* Given instruction *
Check each line for the string "this", then give only how many lines have it.

* Listing *
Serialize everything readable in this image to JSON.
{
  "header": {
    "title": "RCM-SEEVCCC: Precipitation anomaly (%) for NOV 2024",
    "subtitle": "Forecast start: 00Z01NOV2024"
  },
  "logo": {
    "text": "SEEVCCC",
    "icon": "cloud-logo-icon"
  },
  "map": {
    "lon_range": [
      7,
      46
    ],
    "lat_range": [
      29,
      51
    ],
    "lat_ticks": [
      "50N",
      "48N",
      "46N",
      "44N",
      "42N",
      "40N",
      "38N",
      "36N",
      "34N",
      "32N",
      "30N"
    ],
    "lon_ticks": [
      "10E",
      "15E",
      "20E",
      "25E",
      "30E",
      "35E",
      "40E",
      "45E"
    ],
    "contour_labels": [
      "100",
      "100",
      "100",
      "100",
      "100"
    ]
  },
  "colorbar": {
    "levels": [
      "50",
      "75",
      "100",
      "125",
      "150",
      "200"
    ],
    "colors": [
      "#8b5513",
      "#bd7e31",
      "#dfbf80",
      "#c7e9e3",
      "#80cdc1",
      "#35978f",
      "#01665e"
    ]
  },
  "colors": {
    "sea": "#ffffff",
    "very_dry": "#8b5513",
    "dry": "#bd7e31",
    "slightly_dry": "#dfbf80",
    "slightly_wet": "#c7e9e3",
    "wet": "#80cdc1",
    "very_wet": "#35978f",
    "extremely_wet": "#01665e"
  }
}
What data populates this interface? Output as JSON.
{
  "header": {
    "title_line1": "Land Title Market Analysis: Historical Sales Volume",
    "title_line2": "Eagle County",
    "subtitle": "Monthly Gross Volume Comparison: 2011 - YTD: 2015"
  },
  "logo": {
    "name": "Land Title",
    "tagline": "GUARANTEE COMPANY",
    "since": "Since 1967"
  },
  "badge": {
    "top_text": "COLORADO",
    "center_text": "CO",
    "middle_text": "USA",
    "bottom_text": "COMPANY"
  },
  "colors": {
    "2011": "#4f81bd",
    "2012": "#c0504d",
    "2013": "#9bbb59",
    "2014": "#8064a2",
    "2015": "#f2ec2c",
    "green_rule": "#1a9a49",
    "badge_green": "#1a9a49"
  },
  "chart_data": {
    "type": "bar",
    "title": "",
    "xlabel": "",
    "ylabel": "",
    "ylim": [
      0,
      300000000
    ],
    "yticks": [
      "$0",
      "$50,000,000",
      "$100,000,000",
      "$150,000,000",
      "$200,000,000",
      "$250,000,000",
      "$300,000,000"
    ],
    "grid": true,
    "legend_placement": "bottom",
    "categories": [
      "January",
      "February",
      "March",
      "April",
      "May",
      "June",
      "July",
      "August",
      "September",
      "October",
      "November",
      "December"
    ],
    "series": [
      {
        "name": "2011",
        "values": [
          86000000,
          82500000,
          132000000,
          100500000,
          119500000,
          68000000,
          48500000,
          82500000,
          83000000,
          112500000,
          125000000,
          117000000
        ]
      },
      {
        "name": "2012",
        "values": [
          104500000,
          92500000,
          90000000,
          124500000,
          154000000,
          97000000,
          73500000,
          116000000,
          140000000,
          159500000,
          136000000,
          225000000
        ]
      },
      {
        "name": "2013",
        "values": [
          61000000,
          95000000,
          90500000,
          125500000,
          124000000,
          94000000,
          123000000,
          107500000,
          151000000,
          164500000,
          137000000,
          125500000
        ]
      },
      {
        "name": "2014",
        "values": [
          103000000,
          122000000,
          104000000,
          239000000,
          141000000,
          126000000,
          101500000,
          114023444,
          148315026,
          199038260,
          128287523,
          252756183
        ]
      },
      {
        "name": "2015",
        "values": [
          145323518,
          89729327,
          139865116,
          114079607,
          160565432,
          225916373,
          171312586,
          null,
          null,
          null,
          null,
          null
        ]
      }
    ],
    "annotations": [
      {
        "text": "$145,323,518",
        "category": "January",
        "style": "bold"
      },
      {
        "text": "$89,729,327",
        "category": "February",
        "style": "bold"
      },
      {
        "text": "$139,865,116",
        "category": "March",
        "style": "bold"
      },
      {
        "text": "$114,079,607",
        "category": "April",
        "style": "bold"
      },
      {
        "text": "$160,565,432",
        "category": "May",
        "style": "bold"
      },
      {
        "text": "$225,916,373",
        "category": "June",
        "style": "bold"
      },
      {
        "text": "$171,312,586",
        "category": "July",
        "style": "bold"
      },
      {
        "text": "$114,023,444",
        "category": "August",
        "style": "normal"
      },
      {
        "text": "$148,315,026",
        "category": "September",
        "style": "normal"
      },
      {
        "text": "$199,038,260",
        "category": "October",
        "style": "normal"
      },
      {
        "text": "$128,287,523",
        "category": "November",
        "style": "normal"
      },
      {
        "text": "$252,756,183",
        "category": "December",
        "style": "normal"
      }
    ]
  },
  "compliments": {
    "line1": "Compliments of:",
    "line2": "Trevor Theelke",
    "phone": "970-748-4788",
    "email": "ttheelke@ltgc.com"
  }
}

* Exercise solution *
2